Bild: Wenig Ähnlichkeit mit der Realität: die fiktive Beate Zschäpe vor eine…
Der Schrecken zieht an. Unzählige Nachrichtensendungen, Zeitungsartikel und
Talkshows haben sich in den vergangenen Jahren mit der Mordserie des NSU
und den Ermittlungen dazu beschäftigt. Jetzt, knapp fünf Jahre nach
Bekanntwerden der Terrorgruppe, widmen sich vermehrt Spielfilme und
Dokumentationen dem Fall.
Bei „Letzte Ausfahrt Gera“, einem ZDF-Film, stand im Januar vorwiegend die
Person Beate Zschäpe im Mittelpunkt. Ende Februar erschien im Kino „Der
Kuaför aus der Keupstraße“, eine Dokumentation über den dem NSU
zugeschriebenen Bombenanschlag in Köln 2004.
Diese Häufung ist wenig verwunderlich, liefert das Thema doch in all seiner
Abscheulichkeit perfekten Filmstoff: der NSU als klares Feindbild, der ein
Jahrzehnt lang die Ermittler zum Narren hielt. Dazu kommen mit Rassismus
und rechter Gewalt Themen, die angesichts brennender Asylunterkünfte und
Angriffe auf Flüchtlinge aktueller nicht sein könnten.

ÜBUNGSMATERIAL
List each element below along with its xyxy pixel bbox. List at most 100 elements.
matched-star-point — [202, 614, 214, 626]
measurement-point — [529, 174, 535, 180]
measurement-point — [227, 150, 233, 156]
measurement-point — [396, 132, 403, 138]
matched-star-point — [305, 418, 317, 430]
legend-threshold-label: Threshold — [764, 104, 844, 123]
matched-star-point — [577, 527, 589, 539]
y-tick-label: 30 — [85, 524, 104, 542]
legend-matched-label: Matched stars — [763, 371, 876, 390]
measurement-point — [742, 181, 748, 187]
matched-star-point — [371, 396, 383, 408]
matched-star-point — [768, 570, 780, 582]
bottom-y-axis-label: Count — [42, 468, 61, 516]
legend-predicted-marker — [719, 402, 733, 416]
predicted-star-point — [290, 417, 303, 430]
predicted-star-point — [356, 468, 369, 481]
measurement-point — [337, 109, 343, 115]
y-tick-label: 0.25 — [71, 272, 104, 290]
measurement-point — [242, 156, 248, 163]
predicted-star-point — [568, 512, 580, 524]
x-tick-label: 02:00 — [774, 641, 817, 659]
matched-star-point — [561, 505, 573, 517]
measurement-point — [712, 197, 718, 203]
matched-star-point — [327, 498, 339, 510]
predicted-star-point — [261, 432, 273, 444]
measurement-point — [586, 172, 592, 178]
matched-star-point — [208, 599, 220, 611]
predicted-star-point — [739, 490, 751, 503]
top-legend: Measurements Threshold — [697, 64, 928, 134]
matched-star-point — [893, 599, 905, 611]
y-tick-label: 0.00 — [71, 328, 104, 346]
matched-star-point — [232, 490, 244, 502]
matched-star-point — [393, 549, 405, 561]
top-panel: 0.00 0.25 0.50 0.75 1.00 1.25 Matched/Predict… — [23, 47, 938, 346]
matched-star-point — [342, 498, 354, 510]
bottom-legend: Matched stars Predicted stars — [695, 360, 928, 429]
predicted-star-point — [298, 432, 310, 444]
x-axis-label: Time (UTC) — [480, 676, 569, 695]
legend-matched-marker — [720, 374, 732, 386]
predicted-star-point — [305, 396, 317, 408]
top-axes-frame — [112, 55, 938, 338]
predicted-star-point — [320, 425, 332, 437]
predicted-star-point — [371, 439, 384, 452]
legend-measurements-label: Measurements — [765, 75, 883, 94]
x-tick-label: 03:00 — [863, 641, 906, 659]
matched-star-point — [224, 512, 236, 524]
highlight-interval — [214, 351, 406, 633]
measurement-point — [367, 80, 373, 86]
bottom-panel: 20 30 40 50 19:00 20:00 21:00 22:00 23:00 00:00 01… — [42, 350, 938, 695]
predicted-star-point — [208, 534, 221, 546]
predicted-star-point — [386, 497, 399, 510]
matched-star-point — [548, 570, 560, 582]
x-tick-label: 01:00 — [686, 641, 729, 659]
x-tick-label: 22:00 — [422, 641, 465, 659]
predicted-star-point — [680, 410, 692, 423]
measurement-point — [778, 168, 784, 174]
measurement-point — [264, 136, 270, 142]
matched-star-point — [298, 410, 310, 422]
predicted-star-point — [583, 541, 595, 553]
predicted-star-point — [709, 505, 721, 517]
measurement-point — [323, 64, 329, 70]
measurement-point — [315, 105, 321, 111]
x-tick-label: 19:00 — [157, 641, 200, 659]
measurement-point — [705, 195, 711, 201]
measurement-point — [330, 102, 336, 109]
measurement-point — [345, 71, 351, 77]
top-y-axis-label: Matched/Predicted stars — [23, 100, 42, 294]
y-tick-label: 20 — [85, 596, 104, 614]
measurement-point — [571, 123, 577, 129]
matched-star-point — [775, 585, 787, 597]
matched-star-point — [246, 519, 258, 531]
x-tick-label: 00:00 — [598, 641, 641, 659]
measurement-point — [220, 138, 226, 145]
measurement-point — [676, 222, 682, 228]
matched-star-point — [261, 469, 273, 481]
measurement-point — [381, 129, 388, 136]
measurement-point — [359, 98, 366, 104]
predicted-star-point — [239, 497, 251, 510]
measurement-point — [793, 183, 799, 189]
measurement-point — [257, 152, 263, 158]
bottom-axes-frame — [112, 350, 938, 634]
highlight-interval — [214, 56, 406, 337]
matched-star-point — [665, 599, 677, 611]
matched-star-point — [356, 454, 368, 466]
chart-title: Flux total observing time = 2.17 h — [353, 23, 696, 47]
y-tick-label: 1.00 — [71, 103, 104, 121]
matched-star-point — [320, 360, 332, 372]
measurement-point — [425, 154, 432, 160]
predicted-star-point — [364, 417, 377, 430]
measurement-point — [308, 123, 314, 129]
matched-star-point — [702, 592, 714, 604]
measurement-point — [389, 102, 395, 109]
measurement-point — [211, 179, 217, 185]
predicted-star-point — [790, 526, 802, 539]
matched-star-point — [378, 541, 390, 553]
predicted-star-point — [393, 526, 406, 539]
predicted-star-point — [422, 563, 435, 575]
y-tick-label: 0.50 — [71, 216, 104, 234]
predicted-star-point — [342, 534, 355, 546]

AUFGABEN
1 > Warum ist es laut dem Text über die NSU-Filme wenig verwunderlich, dass sich Spielfilme und Dokumentationen zu diesem Fall häufen? Antworte in ein bis drei Sätzen.
2 > Schreib aus den Zeilen alles vom Anfang bis einschließlich der Zeile mit „matched-star-point — [371, 396, 383, 408]“ genau ab.

LÖSUNGEN ZUR ÜBUNG
1 > Das Thema liefert in all seiner Abscheulichkeit perfekten Filmstoff: Der NSU ist ein klares Feindbild, das ein Jahrzehnt lang die Ermittler zum Narren hielt. Dazu kommen Rassismus und rechte Gewalt, Themen, die angesichts brennender Asylunterkünfte und Angriffe auf Flüchtlinge aktueller nicht sein könnten.

2 >
List each element below along with its xyxy pixel bbox. List at most 100 elements.
matched-star-point — [202, 614, 214, 626]
measurement-point — [529, 174, 535, 180]
measurement-point — [227, 150, 233, 156]
measurement-point — [396, 132, 403, 138]
matched-star-point — [305, 418, 317, 430]
legend-threshold-label: Threshold — [764, 104, 844, 123]
matched-star-point — [577, 527, 589, 539]
y-tick-label: 30 — [85, 524, 104, 542]
legend-matched-label: Matched stars — [763, 371, 876, 390]
measurement-point — [742, 181, 748, 187]
matched-star-point — [371, 396, 383, 408]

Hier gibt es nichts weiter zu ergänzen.